(Collected data entries)
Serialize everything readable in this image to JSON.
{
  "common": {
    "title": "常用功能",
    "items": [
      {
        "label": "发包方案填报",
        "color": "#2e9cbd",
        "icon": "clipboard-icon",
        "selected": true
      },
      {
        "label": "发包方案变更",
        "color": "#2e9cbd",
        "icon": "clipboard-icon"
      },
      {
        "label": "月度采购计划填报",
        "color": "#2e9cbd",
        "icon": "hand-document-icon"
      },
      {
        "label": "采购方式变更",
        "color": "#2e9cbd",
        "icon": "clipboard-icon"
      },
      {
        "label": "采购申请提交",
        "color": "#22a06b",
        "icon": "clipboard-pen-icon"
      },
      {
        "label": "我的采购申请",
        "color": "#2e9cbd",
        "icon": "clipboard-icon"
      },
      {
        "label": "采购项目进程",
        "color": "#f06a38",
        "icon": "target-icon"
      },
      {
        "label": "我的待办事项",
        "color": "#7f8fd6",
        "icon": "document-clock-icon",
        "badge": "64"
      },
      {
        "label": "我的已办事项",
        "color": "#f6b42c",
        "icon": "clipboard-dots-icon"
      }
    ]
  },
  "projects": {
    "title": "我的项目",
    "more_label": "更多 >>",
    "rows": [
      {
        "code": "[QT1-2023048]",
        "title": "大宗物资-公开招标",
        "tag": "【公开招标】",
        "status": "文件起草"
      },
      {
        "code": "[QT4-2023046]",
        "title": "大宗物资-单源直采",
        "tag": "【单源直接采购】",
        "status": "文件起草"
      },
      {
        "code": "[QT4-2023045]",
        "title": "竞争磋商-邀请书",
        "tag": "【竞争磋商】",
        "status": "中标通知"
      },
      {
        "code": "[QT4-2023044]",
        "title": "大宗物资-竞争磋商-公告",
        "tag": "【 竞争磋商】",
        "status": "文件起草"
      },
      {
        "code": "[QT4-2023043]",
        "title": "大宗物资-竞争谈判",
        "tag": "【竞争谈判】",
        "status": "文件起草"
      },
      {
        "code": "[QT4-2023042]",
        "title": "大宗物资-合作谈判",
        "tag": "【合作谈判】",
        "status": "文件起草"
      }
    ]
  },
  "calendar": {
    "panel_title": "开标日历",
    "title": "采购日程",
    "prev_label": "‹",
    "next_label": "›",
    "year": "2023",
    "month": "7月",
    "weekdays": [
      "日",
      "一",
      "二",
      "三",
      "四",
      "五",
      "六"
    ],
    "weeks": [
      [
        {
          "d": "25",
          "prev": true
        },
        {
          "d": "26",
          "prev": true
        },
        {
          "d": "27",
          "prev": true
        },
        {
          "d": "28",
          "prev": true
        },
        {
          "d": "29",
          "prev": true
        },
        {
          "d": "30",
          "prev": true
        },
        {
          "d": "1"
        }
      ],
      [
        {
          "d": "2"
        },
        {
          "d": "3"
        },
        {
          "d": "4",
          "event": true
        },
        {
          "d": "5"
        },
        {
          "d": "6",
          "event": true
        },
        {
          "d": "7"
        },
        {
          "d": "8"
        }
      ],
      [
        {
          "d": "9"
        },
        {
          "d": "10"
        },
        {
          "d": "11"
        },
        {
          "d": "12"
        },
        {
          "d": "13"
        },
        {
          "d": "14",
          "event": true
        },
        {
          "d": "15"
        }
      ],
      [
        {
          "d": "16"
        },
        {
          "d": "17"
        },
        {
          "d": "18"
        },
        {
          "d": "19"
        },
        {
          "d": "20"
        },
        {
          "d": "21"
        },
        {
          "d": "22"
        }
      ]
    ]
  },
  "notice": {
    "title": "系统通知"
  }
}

Objective:
Extract all of the data shown above and repeat it verbatim.

Expected output:
Serialize everything readable in this image to JSON.
{
  "common": {
    "title": "常用功能",
    "items": [
      {
        "label": "发包方案填报",
        "color": "#2e9cbd",
        "icon": "clipboard-icon",
        "selected": true
      },
      {
        "label": "发包方案变更",
        "color": "#2e9cbd",
        "icon": "clipboard-icon"
      },
      {
        "label": "月度采购计划填报",
        "color": "#2e9cbd",
        "icon": "hand-document-icon"
      },
      {
        "label": "采购方式变更",
        "color": "#2e9cbd",
        "icon": "clipboard-icon"
      },
      {
        "label": "采购申请提交",
        "color": "#22a06b",
        "icon": "clipboard-pen-icon"
      },
      {
        "label": "我的采购申请",
        "color": "#2e9cbd",
        "icon": "clipboard-icon"
      },
      {
        "label": "采购项目进程",
        "color": "#f06a38",
        "icon": "target-icon"
      },
      {
        "label": "我的待办事项",
        "color": "#7f8fd6",
        "icon": "document-clock-icon",
        "badge": "64"
      },
      {
        "label": "我的已办事项",
        "color": "#f6b42c",
        "icon": "clipboard-dots-icon"
      }
    ]
  },
  "projects": {
    "title": "我的项目",
    "more_label": "更多 >>",
    "rows": [
      {
        "code": "[QT1-2023048]",
        "title": "大宗物资-公开招标",
        "tag": "【公开招标】",
        "status": "文件起草"
      },
      {
        "code": "[QT4-2023046]",
        "title": "大宗物资-单源直采",
        "tag": "【单源直接采购】",
        "status": "文件起草"
      },
      {
        "code": "[QT4-2023045]",
        "title": "竞争磋商-邀请书",
        "tag": "【竞争磋商】",
        "status": "中标通知"
      },
      {
        "code": "[QT4-2023044]",
        "title": "大宗物资-竞争磋商-公告",
        "tag": "【 竞争磋商】",
        "status": "文件起草"
      },
      {
        "code": "[QT4-2023043]",
        "title": "大宗物资-竞争谈判",
        "tag": "【竞争谈判】",
        "status": "文件起草"
      },
      {
        "code": "[QT4-2023042]",
        "title": "大宗物资-合作谈判",
        "tag": "【合作谈判】",
        "status": "文件起草"
      }
    ]
  },
  "calendar": {
    "panel_title": "开标日历",
    "title": "采购日程",
    "prev_label": "‹",
    "next_label": "›",
    "year": "2023",
    "month": "7月",
    "weekdays": [
      "日",
      "一",
      "二",
      "三",
      "四",
      "五",
      "六"
    ],
    "weeks": [
      [
        {
          "d": "25",
          "prev": true
        },
        {
          "d": "26",
          "prev": true
        },
        {
          "d": "27",
          "prev": true
        },
        {
          "d": "28",
          "prev": true
        },
        {
          "d": "29",
          "prev": true
        },
        {
          "d": "30",
          "prev": true
        },
        {
          "d": "1"
        }
      ],
      [
        {
          "d": "2"
        },
        {
          "d": "3"
        },
        {
          "d": "4",
          "event": true
        },
        {
          "d": "5"
        },
        {
          "d": "6",
          "event": true
        },
        {
          "d": "7"
        },
        {
          "d": "8"
        }
      ],
      [
        {
          "d": "9"
        },
        {
          "d": "10"
        },
        {
          "d": "11"
        },
        {
          "d": "12"
        },
        {
          "d": "13"
        },
        {
          "d": "14",
          "event": true
        },
        {
          "d": "15"
        }
      ],
      [
        {
          "d": "16"
        },
        {
          "d": "17"
        },
        {
          "d": "18"
        },
        {
          "d": "19"
        },
        {
          "d": "20"
        },
        {
          "d": "21"
        },
        {
          "d": "22"
        }
      ]
    ]
  },
  "notice": {
    "title": "系统通知"
  }
}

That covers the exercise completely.